REQUIREMENTS – Provide an exact copy of the data, excluding the images.

DATA SHOWN –
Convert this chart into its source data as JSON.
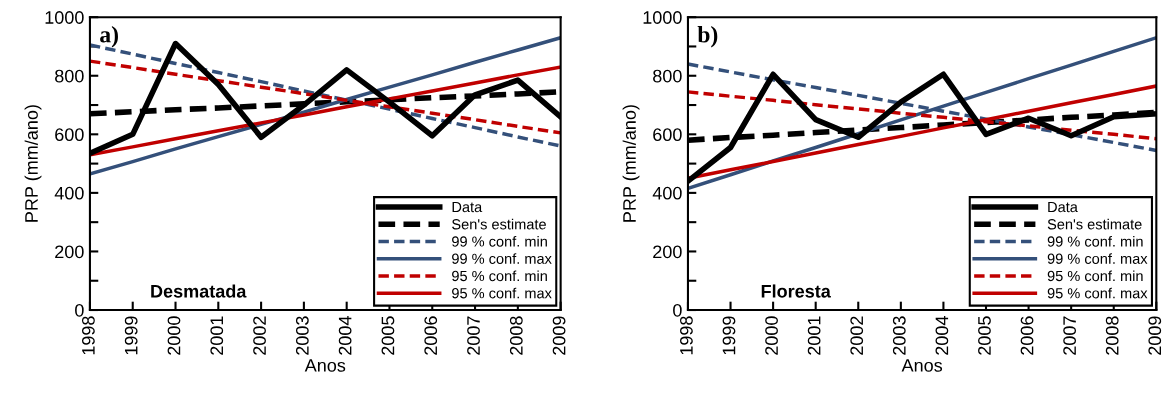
{
  "chart_data": [
    {
      "type": "line",
      "xlabel": "Anos",
      "ylabel": "PRP (mm/ano)",
      "annotations": [
        "a)",
        "Desmatada"
      ],
      "categories": [
        "1998",
        "1999",
        "2000",
        "2001",
        "2002",
        "2003",
        "2004",
        "2005",
        "2006",
        "2007",
        "2008",
        "2009"
      ],
      "ylim": [
        0,
        1000
      ],
      "yticks": [
        0,
        {
          "value": 100,
          "label": null
        },
        200,
        {
          "value": 300,
          "label": null
        },
        400,
        {
          "value": 500,
          "label": null
        },
        600,
        {
          "value": 700,
          "label": null
        },
        800,
        {
          "value": 900,
          "label": null
        },
        1000
      ],
      "grid": false,
      "legend": "bottom right",
      "marker": "none",
      "series": [
        {
          "name": "Data",
          "color": "#000000",
          "line_style": "solid",
          "values": [
            535,
            600,
            910,
            770,
            590,
            700,
            820,
            710,
            595,
            735,
            785,
            660
          ]
        },
        {
          "name": "Sen's estimate",
          "color": "#000000",
          "line_style": "dashed",
          "values": [
            670,
            677,
            684,
            690,
            697,
            704,
            711,
            718,
            725,
            731,
            738,
            745
          ]
        },
        {
          "name": "99 % conf. min",
          "color": "#34507a",
          "line_style": "dashed",
          "values": [
            905,
            874,
            842,
            811,
            780,
            748,
            717,
            686,
            654,
            623,
            591,
            560
          ]
        },
        {
          "name": "99 % conf. max",
          "color": "#34507a",
          "line_style": "solid",
          "values": [
            465,
            507,
            550,
            592,
            634,
            676,
            719,
            761,
            803,
            846,
            888,
            930
          ]
        },
        {
          "name": "95 % conf. min",
          "color": "#c00000",
          "line_style": "dashed",
          "values": [
            850,
            828,
            805,
            783,
            761,
            739,
            716,
            694,
            672,
            650,
            627,
            605
          ]
        },
        {
          "name": "95 % conf. max",
          "color": "#c00000",
          "line_style": "solid",
          "values": [
            530,
            557,
            585,
            612,
            639,
            666,
            694,
            721,
            748,
            775,
            803,
            830
          ]
        }
      ]
    },
    {
      "type": "line",
      "xlabel": "Anos",
      "ylabel": "PRP (mm/ano)",
      "annotations": [
        "b)",
        "Floresta"
      ],
      "categories": [
        "1998",
        "1999",
        "2000",
        "2001",
        "2002",
        "2003",
        "2004",
        "2005",
        "2006",
        "2007",
        "2008",
        "2009"
      ],
      "ylim": [
        0,
        1000
      ],
      "yticks": [
        0,
        {
          "value": 100,
          "label": null
        },
        200,
        {
          "value": 300,
          "label": null
        },
        400,
        {
          "value": 500,
          "label": null
        },
        600,
        {
          "value": 700,
          "label": null
        },
        800,
        {
          "value": 900,
          "label": null
        },
        1000
      ],
      "grid": false,
      "legend": "bottom right",
      "marker": "none",
      "series": [
        {
          "name": "Data",
          "color": "#000000",
          "line_style": "solid",
          "values": [
            440,
            555,
            805,
            650,
            590,
            710,
            805,
            600,
            655,
            595,
            660,
            670
          ]
        },
        {
          "name": "Sen's estimate",
          "color": "#000000",
          "line_style": "dashed",
          "values": [
            580,
            589,
            597,
            606,
            615,
            623,
            632,
            640,
            649,
            658,
            666,
            675
          ]
        },
        {
          "name": "99 % conf. min",
          "color": "#34507a",
          "line_style": "dashed",
          "values": [
            840,
            813,
            786,
            760,
            733,
            706,
            679,
            652,
            625,
            599,
            572,
            545
          ]
        },
        {
          "name": "99 % conf. max",
          "color": "#34507a",
          "line_style": "solid",
          "values": [
            415,
            462,
            509,
            555,
            602,
            649,
            696,
            743,
            790,
            836,
            883,
            930
          ]
        },
        {
          "name": "95 % conf. min",
          "color": "#c00000",
          "line_style": "dashed",
          "values": [
            745,
            730,
            716,
            701,
            687,
            672,
            658,
            643,
            629,
            614,
            600,
            585
          ]
        },
        {
          "name": "95 % conf. max",
          "color": "#c00000",
          "line_style": "solid",
          "values": [
            450,
            479,
            507,
            536,
            565,
            593,
            622,
            650,
            679,
            708,
            736,
            765
          ]
        }
      ]
    }
  ]
}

RESPONSE TO THE EXERCISE –
Convert this chart into its source data as JSON.
{
  "chart_data": [
    {
      "type": "line",
      "xlabel": "Anos",
      "ylabel": "PRP (mm/ano)",
      "annotations": [
        "a)",
        "Desmatada"
      ],
      "categories": [
        "1998",
        "1999",
        "2000",
        "2001",
        "2002",
        "2003",
        "2004",
        "2005",
        "2006",
        "2007",
        "2008",
        "2009"
      ],
      "ylim": [
        0,
        1000
      ],
      "yticks": [
        0,
        {
          "value": 100,
          "label": null
        },
        200,
        {
          "value": 300,
          "label": null
        },
        400,
        {
          "value": 500,
          "label": null
        },
        600,
        {
          "value": 700,
          "label": null
        },
        800,
        {
          "value": 900,
          "label": null
        },
        1000
      ],
      "grid": false,
      "legend": "bottom right",
      "marker": "none",
      "series": [
        {
          "name": "Data",
          "color": "#000000",
          "line_style": "solid",
          "values": [
            535,
            600,
            910,
            770,
            590,
            700,
            820,
            710,
            595,
            735,
            785,
            660
          ]
        },
        {
          "name": "Sen's estimate",
          "color": "#000000",
          "line_style": "dashed",
          "values": [
            670,
            677,
            684,
            690,
            697,
            704,
            711,
            718,
            725,
            731,
            738,
            745
          ]
        },
        {
          "name": "99 % conf. min",
          "color": "#34507a",
          "line_style": "dashed",
          "values": [
            905,
            874,
            842,
            811,
            780,
            748,
            717,
            686,
            654,
            623,
            591,
            560
          ]
        },
        {
          "name": "99 % conf. max",
          "color": "#34507a",
          "line_style": "solid",
          "values": [
            465,
            507,
            550,
            592,
            634,
            676,
            719,
            761,
            803,
            846,
            888,
            930
          ]
        },
        {
          "name": "95 % conf. min",
          "color": "#c00000",
          "line_style": "dashed",
          "values": [
            850,
            828,
            805,
            783,
            761,
            739,
            716,
            694,
            672,
            650,
            627,
            605
          ]
        },
        {
          "name": "95 % conf. max",
          "color": "#c00000",
          "line_style": "solid",
          "values": [
            530,
            557,
            585,
            612,
            639,
            666,
            694,
            721,
            748,
            775,
            803,
            830
          ]
        }
      ]
    },
    {
      "type": "line",
      "xlabel": "Anos",
      "ylabel": "PRP (mm/ano)",
      "annotations": [
        "b)",
        "Floresta"
      ],
      "categories": [
        "1998",
        "1999",
        "2000",
        "2001",
        "2002",
        "2003",
        "2004",
        "2005",
        "2006",
        "2007",
        "2008",
        "2009"
      ],
      "ylim": [
        0,
        1000
      ],
      "yticks": [
        0,
        {
          "value": 100,
          "label": null
        },
        200,
        {
          "value": 300,
          "label": null
        },
        400,
        {
          "value": 500,
          "label": null
        },
        600,
        {
          "value": 700,
          "label": null
        },
        800,
        {
          "value": 900,
          "label": null
        },
        1000
      ],
      "grid": false,
      "legend": "bottom right",
      "marker": "none",
      "series": [
        {
          "name": "Data",
          "color": "#000000",
          "line_style": "solid",
          "values": [
            440,
            555,
            805,
            650,
            590,
            710,
            805,
            600,
            655,
            595,
            660,
            670
          ]
        },
        {
          "name": "Sen's estimate",
          "color": "#000000",
          "line_style": "dashed",
          "values": [
            580,
            589,
            597,
            606,
            615,
            623,
            632,
            640,
            649,
            658,
            666,
            675
          ]
        },
        {
          "name": "99 % conf. min",
          "color": "#34507a",
          "line_style": "dashed",
          "values": [
            840,
            813,
            786,
            760,
            733,
            706,
            679,
            652,
            625,
            599,
            572,
            545
          ]
        },
        {
          "name": "99 % conf. max",
          "color": "#34507a",
          "line_style": "solid",
          "values": [
            415,
            462,
            509,
            555,
            602,
            649,
            696,
            743,
            790,
            836,
            883,
            930
          ]
        },
        {
          "name": "95 % conf. min",
          "color": "#c00000",
          "line_style": "dashed",
          "values": [
            745,
            730,
            716,
            701,
            687,
            672,
            658,
            643,
            629,
            614,
            600,
            585
          ]
        },
        {
          "name": "95 % conf. max",
          "color": "#c00000",
          "line_style": "solid",
          "values": [
            450,
            479,
            507,
            536,
            565,
            593,
            622,
            650,
            679,
            708,
            736,
            765
          ]
        }
      ]
    }
  ]
}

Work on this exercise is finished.